- Data for processing -
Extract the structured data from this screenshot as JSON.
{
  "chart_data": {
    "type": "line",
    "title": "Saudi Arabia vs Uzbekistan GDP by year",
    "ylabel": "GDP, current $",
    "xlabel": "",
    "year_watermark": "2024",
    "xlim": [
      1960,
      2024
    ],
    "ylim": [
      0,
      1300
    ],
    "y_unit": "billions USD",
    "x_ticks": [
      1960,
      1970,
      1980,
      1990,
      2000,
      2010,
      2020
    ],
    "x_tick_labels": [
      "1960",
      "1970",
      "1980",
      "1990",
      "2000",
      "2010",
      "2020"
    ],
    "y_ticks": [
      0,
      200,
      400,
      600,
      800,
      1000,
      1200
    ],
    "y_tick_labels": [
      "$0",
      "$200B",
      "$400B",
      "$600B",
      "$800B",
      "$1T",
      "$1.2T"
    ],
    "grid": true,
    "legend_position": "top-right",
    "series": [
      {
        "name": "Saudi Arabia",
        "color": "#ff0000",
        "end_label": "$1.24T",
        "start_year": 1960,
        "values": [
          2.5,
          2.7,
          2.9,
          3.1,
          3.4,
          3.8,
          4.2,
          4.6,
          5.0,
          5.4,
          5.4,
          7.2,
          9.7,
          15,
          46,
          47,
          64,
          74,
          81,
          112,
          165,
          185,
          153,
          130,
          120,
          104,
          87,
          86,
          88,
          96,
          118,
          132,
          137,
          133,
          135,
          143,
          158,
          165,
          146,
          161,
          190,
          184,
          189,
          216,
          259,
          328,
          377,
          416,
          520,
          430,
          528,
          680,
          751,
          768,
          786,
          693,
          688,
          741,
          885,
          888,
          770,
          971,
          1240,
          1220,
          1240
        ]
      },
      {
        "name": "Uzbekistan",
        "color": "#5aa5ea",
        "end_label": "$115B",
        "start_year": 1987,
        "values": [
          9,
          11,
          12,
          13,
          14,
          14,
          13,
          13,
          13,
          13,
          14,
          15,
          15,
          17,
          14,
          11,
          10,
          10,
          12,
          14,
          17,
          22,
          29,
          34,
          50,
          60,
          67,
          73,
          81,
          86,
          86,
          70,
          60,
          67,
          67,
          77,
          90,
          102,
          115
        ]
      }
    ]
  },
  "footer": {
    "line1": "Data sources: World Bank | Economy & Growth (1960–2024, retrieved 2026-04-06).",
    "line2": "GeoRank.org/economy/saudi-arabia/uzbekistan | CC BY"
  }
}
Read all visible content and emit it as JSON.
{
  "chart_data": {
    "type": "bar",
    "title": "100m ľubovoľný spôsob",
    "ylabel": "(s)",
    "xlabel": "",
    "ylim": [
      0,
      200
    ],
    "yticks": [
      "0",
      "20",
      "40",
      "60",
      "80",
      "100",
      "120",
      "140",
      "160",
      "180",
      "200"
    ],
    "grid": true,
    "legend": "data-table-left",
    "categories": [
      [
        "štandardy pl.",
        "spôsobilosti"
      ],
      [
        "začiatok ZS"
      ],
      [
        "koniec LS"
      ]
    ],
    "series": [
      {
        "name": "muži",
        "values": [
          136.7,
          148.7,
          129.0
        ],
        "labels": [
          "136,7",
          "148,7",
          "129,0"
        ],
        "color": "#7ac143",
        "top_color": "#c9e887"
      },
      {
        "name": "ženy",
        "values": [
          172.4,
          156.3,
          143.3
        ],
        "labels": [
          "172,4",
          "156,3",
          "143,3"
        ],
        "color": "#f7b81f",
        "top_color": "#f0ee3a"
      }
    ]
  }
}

- Task goal -
Set down nothing but the lines from the one with "Read all visible content and emit it as JSON." through the end of the records, keeping each line exactly as written and including both ends.

- Solution to this exercise -
Read all visible content and emit it as JSON.
{
  "chart_data": {
    "type": "bar",
    "title": "100m ľubovoľný spôsob",
    "ylabel": "(s)",
    "xlabel": "",
    "ylim": [
      0,
      200
    ],
    "yticks": [
      "0",
      "20",
      "40",
      "60",
      "80",
      "100",
      "120",
      "140",
      "160",
      "180",
      "200"
    ],
    "grid": true,
    "legend": "data-table-left",
    "categories": [
      [
        "štandardy pl.",
        "spôsobilosti"
      ],
      [
        "začiatok ZS"
      ],
      [
        "koniec LS"
      ]
    ],
    "series": [
      {
        "name": "muži",
        "values": [
          136.7,
          148.7,
          129.0
        ],
        "labels": [
          "136,7",
          "148,7",
          "129,0"
        ],
        "color": "#7ac143",
        "top_color": "#c9e887"
      },
      {
        "name": "ženy",
        "values": [
          172.4,
          156.3,
          143.3
        ],
        "labels": [
          "172,4",
          "156,3",
          "143,3"
        ],
        "color": "#f7b81f",
        "top_color": "#f0ee3a"
      }
    ]
  }
}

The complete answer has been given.